Exercise aim:
Return only the number of lines holding the word "either".

Collected data entries
_ _ _ _ _
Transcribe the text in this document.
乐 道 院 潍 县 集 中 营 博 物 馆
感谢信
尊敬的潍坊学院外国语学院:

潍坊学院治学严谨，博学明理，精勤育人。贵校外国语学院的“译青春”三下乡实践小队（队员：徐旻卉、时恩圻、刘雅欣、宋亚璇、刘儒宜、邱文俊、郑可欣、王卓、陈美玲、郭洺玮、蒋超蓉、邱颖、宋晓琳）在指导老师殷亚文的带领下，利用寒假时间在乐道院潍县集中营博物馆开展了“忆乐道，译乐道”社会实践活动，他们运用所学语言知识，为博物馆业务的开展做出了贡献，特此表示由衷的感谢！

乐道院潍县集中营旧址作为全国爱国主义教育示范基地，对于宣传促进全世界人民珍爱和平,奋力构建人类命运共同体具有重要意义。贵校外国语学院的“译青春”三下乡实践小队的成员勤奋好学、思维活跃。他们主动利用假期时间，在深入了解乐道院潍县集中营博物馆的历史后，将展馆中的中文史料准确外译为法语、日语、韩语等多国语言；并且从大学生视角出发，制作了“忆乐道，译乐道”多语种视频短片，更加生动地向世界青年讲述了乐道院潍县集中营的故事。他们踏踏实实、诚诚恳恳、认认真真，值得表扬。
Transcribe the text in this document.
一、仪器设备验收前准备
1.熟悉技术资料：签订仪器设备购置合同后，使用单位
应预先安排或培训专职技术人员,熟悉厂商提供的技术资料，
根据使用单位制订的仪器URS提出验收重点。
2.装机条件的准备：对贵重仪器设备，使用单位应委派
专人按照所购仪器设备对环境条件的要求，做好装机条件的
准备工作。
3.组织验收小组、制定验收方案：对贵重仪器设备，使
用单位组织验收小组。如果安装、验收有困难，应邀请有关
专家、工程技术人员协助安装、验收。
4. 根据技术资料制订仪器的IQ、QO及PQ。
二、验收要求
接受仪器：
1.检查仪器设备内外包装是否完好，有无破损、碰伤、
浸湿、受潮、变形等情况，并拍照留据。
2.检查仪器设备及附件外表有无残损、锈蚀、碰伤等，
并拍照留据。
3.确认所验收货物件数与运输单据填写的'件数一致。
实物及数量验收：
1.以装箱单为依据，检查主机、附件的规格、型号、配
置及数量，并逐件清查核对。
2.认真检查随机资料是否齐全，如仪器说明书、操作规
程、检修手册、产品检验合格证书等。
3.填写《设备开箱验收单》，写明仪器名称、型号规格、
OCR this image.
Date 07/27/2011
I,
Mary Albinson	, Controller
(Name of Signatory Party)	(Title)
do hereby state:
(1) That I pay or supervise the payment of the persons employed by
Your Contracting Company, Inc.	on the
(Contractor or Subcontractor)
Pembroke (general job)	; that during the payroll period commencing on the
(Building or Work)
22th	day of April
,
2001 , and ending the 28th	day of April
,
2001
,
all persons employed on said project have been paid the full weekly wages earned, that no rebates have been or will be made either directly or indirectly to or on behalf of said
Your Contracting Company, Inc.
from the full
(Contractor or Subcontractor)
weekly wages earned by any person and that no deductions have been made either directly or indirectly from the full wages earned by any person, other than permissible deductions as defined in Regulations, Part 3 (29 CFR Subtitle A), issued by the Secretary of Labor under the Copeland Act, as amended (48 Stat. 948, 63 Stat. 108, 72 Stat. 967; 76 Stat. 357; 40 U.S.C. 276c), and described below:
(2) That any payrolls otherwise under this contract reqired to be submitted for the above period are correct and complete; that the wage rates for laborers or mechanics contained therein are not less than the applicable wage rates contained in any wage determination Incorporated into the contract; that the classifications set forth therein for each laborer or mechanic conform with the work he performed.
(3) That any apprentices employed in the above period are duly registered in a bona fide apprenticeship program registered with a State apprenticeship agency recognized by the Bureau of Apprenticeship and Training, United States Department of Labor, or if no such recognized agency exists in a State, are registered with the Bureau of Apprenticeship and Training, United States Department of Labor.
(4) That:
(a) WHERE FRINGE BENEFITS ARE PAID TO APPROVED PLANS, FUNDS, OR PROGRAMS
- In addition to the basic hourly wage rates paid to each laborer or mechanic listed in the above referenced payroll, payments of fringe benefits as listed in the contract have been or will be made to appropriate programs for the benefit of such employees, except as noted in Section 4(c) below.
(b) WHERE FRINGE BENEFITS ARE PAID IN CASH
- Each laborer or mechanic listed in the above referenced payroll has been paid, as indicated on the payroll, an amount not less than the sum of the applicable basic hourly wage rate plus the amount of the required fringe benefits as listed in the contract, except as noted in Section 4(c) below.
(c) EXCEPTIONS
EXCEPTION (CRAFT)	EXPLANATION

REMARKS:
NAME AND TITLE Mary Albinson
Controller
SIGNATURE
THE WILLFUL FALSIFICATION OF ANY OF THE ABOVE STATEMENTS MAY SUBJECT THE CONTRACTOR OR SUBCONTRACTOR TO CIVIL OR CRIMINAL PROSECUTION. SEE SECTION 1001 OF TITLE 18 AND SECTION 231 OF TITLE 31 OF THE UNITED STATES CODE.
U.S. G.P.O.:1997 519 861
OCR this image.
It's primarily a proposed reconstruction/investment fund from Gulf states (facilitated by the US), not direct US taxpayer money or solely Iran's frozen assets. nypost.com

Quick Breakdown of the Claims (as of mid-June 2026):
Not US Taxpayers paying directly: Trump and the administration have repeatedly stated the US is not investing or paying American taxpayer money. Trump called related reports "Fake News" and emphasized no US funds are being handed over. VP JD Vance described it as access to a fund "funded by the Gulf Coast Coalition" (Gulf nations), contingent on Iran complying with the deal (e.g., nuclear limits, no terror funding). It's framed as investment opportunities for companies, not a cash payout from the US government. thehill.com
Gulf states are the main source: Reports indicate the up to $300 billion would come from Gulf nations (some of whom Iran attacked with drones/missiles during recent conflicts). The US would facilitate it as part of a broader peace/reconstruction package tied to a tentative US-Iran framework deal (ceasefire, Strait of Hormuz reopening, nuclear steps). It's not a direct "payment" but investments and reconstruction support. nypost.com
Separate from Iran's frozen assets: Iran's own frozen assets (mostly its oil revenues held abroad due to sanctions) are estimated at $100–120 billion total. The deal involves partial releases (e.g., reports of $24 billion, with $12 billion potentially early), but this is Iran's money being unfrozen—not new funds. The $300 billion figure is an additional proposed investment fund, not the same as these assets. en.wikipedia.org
_ _ _ _ _
Full response:
2